## DATA EXTRACT

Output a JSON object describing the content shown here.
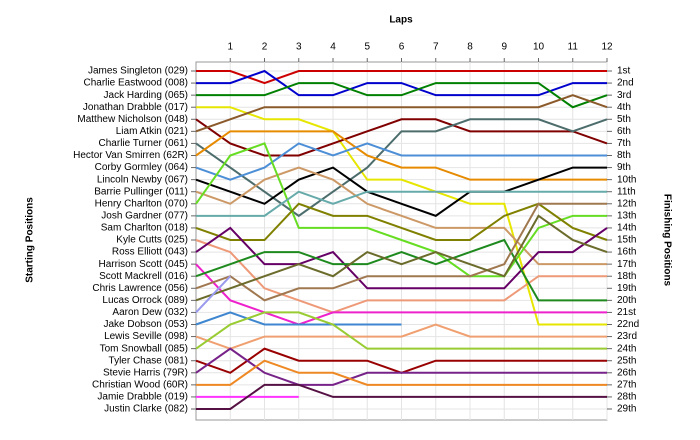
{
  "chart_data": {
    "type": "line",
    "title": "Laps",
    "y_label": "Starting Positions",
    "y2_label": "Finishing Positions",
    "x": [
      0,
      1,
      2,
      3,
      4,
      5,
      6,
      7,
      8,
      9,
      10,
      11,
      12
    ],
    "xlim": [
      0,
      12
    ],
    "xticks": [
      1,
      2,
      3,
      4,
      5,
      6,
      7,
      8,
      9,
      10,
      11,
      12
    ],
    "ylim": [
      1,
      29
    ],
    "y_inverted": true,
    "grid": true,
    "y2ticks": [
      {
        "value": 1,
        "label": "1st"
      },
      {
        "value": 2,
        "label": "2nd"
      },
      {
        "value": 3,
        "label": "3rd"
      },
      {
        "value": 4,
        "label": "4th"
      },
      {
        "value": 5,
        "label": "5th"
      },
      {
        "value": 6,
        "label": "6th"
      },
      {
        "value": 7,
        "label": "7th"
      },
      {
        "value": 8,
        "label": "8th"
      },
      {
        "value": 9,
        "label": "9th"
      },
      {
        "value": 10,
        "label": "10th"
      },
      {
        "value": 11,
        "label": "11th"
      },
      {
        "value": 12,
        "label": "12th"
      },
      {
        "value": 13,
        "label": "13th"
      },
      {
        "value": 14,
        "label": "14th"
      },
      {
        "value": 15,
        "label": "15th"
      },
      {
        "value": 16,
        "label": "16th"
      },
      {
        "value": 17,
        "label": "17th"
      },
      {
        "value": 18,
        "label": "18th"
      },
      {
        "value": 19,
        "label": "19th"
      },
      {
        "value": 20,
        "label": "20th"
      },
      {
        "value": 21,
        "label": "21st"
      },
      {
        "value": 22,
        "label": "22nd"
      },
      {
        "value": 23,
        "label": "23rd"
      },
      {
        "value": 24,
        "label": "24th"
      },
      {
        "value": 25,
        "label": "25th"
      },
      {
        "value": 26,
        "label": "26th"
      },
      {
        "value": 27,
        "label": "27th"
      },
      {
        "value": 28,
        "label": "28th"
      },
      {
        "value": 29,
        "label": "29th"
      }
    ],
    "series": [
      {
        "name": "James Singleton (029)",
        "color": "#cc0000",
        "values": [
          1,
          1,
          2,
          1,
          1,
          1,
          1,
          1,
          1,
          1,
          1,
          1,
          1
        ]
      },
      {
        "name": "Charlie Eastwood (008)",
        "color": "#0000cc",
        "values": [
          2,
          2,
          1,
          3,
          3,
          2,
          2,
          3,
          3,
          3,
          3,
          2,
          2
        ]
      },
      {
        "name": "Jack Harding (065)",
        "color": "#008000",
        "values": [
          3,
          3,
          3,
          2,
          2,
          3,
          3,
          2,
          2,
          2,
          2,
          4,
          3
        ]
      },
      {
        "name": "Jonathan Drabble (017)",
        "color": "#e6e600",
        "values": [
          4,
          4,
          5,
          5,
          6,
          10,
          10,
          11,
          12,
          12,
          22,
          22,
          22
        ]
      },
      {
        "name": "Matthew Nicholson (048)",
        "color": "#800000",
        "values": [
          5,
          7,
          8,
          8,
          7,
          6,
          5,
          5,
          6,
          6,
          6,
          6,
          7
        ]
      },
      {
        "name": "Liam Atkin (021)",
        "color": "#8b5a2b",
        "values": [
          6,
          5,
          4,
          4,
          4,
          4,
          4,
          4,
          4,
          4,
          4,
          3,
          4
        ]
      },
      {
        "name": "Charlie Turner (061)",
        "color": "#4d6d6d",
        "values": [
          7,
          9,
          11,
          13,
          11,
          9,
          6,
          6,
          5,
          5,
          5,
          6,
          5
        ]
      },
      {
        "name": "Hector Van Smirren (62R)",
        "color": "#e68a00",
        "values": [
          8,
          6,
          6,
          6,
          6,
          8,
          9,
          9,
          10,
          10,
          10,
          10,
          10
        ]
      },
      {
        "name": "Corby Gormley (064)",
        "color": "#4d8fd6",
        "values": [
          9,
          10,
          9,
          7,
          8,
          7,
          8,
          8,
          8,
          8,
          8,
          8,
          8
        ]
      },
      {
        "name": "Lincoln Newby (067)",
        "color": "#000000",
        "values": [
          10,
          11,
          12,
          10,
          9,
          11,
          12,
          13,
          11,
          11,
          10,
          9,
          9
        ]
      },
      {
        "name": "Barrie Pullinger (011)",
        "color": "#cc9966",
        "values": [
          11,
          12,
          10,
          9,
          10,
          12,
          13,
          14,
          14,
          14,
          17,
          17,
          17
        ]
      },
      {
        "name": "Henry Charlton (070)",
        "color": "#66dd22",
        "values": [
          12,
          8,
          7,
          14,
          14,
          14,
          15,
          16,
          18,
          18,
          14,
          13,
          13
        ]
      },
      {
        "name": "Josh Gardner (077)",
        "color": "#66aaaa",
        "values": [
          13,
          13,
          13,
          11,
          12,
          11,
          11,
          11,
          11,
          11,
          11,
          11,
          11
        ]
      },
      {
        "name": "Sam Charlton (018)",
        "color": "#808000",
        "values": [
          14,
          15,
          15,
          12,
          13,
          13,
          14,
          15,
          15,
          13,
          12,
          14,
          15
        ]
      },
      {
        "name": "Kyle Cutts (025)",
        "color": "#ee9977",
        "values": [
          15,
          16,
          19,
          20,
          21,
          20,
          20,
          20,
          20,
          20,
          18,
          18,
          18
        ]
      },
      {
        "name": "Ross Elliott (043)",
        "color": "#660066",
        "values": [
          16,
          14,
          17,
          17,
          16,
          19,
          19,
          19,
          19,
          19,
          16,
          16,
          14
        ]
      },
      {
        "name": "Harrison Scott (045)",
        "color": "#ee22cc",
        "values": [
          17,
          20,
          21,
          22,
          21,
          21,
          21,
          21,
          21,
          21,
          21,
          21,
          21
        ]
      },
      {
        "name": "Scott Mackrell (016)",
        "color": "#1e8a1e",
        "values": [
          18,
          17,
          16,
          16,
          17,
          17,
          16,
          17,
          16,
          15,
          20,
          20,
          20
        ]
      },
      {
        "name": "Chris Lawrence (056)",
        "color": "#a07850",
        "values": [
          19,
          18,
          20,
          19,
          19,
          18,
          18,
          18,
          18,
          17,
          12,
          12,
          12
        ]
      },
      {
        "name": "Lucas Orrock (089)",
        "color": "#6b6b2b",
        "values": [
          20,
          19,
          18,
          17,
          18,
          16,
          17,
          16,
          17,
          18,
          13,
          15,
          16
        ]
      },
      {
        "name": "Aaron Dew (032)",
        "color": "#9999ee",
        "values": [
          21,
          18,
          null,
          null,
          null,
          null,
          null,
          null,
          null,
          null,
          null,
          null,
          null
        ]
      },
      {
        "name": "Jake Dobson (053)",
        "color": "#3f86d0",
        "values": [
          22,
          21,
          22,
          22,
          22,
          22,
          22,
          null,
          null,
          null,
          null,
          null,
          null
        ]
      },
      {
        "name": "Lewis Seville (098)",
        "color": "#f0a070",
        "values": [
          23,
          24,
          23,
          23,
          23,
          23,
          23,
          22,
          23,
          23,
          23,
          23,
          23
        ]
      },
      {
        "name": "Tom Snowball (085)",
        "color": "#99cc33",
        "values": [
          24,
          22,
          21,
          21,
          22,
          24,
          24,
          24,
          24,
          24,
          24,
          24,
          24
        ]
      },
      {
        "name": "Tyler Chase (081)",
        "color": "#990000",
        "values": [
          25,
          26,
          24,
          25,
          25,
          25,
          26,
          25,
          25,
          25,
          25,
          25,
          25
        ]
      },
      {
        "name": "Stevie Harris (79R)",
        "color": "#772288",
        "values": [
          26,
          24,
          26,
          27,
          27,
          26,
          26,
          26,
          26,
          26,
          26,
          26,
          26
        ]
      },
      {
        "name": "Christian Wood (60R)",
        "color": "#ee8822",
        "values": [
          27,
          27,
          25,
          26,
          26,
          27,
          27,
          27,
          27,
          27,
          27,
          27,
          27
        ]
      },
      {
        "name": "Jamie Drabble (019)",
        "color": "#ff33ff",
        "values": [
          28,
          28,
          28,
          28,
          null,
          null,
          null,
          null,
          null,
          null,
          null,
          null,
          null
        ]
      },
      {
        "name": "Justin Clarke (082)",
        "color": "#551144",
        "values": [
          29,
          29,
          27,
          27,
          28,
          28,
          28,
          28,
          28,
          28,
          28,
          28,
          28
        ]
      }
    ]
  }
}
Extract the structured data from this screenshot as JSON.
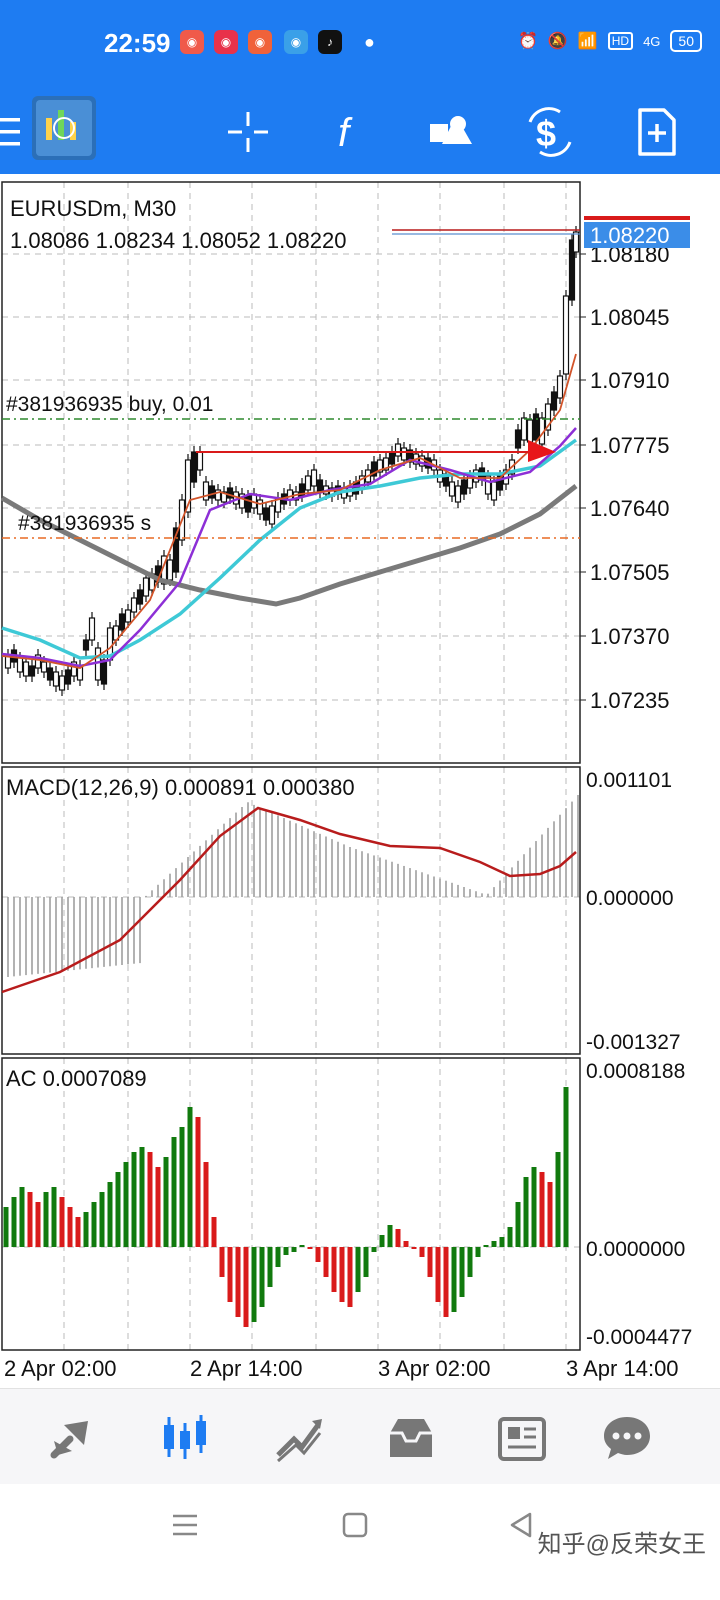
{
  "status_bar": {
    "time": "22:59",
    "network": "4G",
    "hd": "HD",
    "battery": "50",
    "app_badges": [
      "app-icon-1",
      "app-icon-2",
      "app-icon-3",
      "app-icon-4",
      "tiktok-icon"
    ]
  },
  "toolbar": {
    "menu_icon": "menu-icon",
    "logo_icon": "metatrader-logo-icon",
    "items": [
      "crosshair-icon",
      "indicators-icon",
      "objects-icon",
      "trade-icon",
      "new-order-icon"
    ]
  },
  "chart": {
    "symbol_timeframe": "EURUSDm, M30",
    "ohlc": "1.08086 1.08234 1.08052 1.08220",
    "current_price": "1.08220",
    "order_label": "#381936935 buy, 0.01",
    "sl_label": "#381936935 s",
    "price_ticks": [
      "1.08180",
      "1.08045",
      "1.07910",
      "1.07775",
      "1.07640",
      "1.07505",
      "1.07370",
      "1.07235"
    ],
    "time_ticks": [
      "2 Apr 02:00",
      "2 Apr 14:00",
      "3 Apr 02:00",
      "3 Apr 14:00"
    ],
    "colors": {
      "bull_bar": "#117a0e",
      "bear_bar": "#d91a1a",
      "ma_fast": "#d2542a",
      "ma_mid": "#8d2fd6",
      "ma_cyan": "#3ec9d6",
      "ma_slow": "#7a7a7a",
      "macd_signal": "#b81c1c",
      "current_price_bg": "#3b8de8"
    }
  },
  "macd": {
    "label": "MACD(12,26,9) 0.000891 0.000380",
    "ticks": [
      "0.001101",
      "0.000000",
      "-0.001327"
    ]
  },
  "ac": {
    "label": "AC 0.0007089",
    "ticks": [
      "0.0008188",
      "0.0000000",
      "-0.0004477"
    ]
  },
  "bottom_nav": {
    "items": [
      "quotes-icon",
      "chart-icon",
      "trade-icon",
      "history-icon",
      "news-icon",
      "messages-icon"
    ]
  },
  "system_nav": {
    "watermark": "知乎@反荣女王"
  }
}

## WRITTEN PROBLEM
Leave out all pictures and retype precisely the lines that run from the line containing "Extract the structured" to the last line of the records.

## FINAL ANSWER
Extract the structured data from this screenshot as JSON.
{
  "status_bar": {
    "time": "22:59",
    "network": "4G",
    "hd": "HD",
    "battery": "50",
    "app_badges": [
      "app-icon-1",
      "app-icon-2",
      "app-icon-3",
      "app-icon-4",
      "tiktok-icon"
    ]
  },
  "toolbar": {
    "menu_icon": "menu-icon",
    "logo_icon": "metatrader-logo-icon",
    "items": [
      "crosshair-icon",
      "indicators-icon",
      "objects-icon",
      "trade-icon",
      "new-order-icon"
    ]
  },
  "chart": {
    "symbol_timeframe": "EURUSDm, M30",
    "ohlc": "1.08086 1.08234 1.08052 1.08220",
    "current_price": "1.08220",
    "order_label": "#381936935 buy, 0.01",
    "sl_label": "#381936935 s",
    "price_ticks": [
      "1.08180",
      "1.08045",
      "1.07910",
      "1.07775",
      "1.07640",
      "1.07505",
      "1.07370",
      "1.07235"
    ],
    "time_ticks": [
      "2 Apr 02:00",
      "2 Apr 14:00",
      "3 Apr 02:00",
      "3 Apr 14:00"
    ],
    "colors": {
      "bull_bar": "#117a0e",
      "bear_bar": "#d91a1a",
      "ma_fast": "#d2542a",
      "ma_mid": "#8d2fd6",
      "ma_cyan": "#3ec9d6",
      "ma_slow": "#7a7a7a",
      "macd_signal": "#b81c1c",
      "current_price_bg": "#3b8de8"
    }
  },
  "macd": {
    "label": "MACD(12,26,9) 0.000891 0.000380",
    "ticks": [
      "0.001101",
      "0.000000",
      "-0.001327"
    ]
  },
  "ac": {
    "label": "AC 0.0007089",
    "ticks": [
      "0.0008188",
      "0.0000000",
      "-0.0004477"
    ]
  },
  "bottom_nav": {
    "items": [
      "quotes-icon",
      "chart-icon",
      "trade-icon",
      "history-icon",
      "news-icon",
      "messages-icon"
    ]
  },
  "system_nav": {
    "watermark": "知乎@反荣女王"
  }
}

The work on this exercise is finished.